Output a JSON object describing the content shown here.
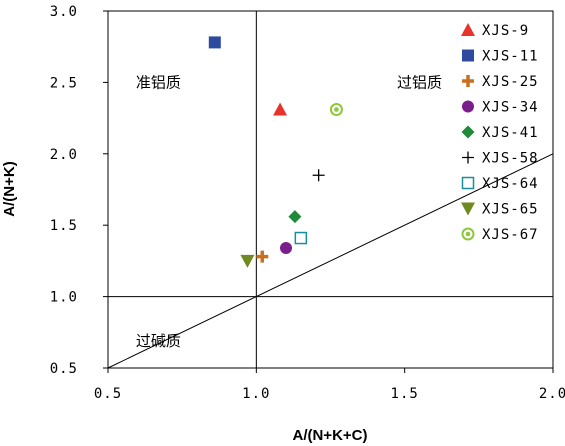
{
  "chart_data": {
    "type": "scatter",
    "title": "",
    "xlabel": "A/(N+K+C)",
    "ylabel": "A/(N+K)",
    "xlim": [
      0.5,
      2.0
    ],
    "ylim": [
      0.5,
      3.0
    ],
    "x_ticks": [
      "0.5",
      "1.0",
      "1.5",
      "2.0"
    ],
    "y_ticks": [
      "0.5",
      "1.0",
      "1.5",
      "2.0",
      "2.5",
      "3.0"
    ],
    "grid": false,
    "legend_position": "right",
    "region_labels": [
      {
        "text": "准铝质",
        "x": 0.67,
        "y": 2.5
      },
      {
        "text": "过铝质",
        "x": 1.55,
        "y": 2.5
      },
      {
        "text": "过碱质",
        "x": 0.67,
        "y": 0.69
      }
    ],
    "reference_lines": [
      {
        "name": "vertical",
        "x1": 1.0,
        "y1": 0.5,
        "x2": 1.0,
        "y2": 3.0
      },
      {
        "name": "horizontal",
        "x1": 0.5,
        "y1": 1.0,
        "x2": 2.0,
        "y2": 1.0
      },
      {
        "name": "diagonal",
        "x1": 0.5,
        "y1": 0.5,
        "x2": 2.0,
        "y2": 2.0
      }
    ],
    "series": [
      {
        "name": "XJS-9",
        "marker": "triangle-up",
        "color": "#e8332a",
        "x": [
          1.08
        ],
        "y": [
          2.31
        ]
      },
      {
        "name": "XJS-11",
        "marker": "square",
        "color": "#2e4a9e",
        "x": [
          0.86
        ],
        "y": [
          2.78
        ]
      },
      {
        "name": "XJS-25",
        "marker": "plus-thick",
        "color": "#c8701e",
        "x": [
          1.02
        ],
        "y": [
          1.28
        ]
      },
      {
        "name": "XJS-34",
        "marker": "circle",
        "color": "#7a1f8a",
        "x": [
          1.1
        ],
        "y": [
          1.34
        ]
      },
      {
        "name": "XJS-41",
        "marker": "diamond",
        "color": "#1f8a3a",
        "x": [
          1.13
        ],
        "y": [
          1.56
        ]
      },
      {
        "name": "XJS-58",
        "marker": "plus-thin",
        "color": "#000000",
        "x": [
          1.21
        ],
        "y": [
          1.85
        ]
      },
      {
        "name": "XJS-64",
        "marker": "square-open",
        "color": "#1a8f9a",
        "x": [
          1.15
        ],
        "y": [
          1.41
        ]
      },
      {
        "name": "XJS-65",
        "marker": "triangle-down",
        "color": "#6f8a1e",
        "x": [
          0.97
        ],
        "y": [
          1.25
        ]
      },
      {
        "name": "XJS-67",
        "marker": "circle-ring",
        "color": "#8cc83a",
        "x": [
          1.27
        ],
        "y": [
          2.31
        ]
      }
    ]
  }
}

--- REQUEST ---
Leave out the pictures and return every record word for word.

--- OUTPUT OF THE EXERCISE ---
Output a JSON object describing the content shown here.
{
  "chart_data": {
    "type": "scatter",
    "title": "",
    "xlabel": "A/(N+K+C)",
    "ylabel": "A/(N+K)",
    "xlim": [
      0.5,
      2.0
    ],
    "ylim": [
      0.5,
      3.0
    ],
    "x_ticks": [
      "0.5",
      "1.0",
      "1.5",
      "2.0"
    ],
    "y_ticks": [
      "0.5",
      "1.0",
      "1.5",
      "2.0",
      "2.5",
      "3.0"
    ],
    "grid": false,
    "legend_position": "right",
    "region_labels": [
      {
        "text": "准铝质",
        "x": 0.67,
        "y": 2.5
      },
      {
        "text": "过铝质",
        "x": 1.55,
        "y": 2.5
      },
      {
        "text": "过碱质",
        "x": 0.67,
        "y": 0.69
      }
    ],
    "reference_lines": [
      {
        "name": "vertical",
        "x1": 1.0,
        "y1": 0.5,
        "x2": 1.0,
        "y2": 3.0
      },
      {
        "name": "horizontal",
        "x1": 0.5,
        "y1": 1.0,
        "x2": 2.0,
        "y2": 1.0
      },
      {
        "name": "diagonal",
        "x1": 0.5,
        "y1": 0.5,
        "x2": 2.0,
        "y2": 2.0
      }
    ],
    "series": [
      {
        "name": "XJS-9",
        "marker": "triangle-up",
        "color": "#e8332a",
        "x": [
          1.08
        ],
        "y": [
          2.31
        ]
      },
      {
        "name": "XJS-11",
        "marker": "square",
        "color": "#2e4a9e",
        "x": [
          0.86
        ],
        "y": [
          2.78
        ]
      },
      {
        "name": "XJS-25",
        "marker": "plus-thick",
        "color": "#c8701e",
        "x": [
          1.02
        ],
        "y": [
          1.28
        ]
      },
      {
        "name": "XJS-34",
        "marker": "circle",
        "color": "#7a1f8a",
        "x": [
          1.1
        ],
        "y": [
          1.34
        ]
      },
      {
        "name": "XJS-41",
        "marker": "diamond",
        "color": "#1f8a3a",
        "x": [
          1.13
        ],
        "y": [
          1.56
        ]
      },
      {
        "name": "XJS-58",
        "marker": "plus-thin",
        "color": "#000000",
        "x": [
          1.21
        ],
        "y": [
          1.85
        ]
      },
      {
        "name": "XJS-64",
        "marker": "square-open",
        "color": "#1a8f9a",
        "x": [
          1.15
        ],
        "y": [
          1.41
        ]
      },
      {
        "name": "XJS-65",
        "marker": "triangle-down",
        "color": "#6f8a1e",
        "x": [
          0.97
        ],
        "y": [
          1.25
        ]
      },
      {
        "name": "XJS-67",
        "marker": "circle-ring",
        "color": "#8cc83a",
        "x": [
          1.27
        ],
        "y": [
          2.31
        ]
      }
    ]
  }
}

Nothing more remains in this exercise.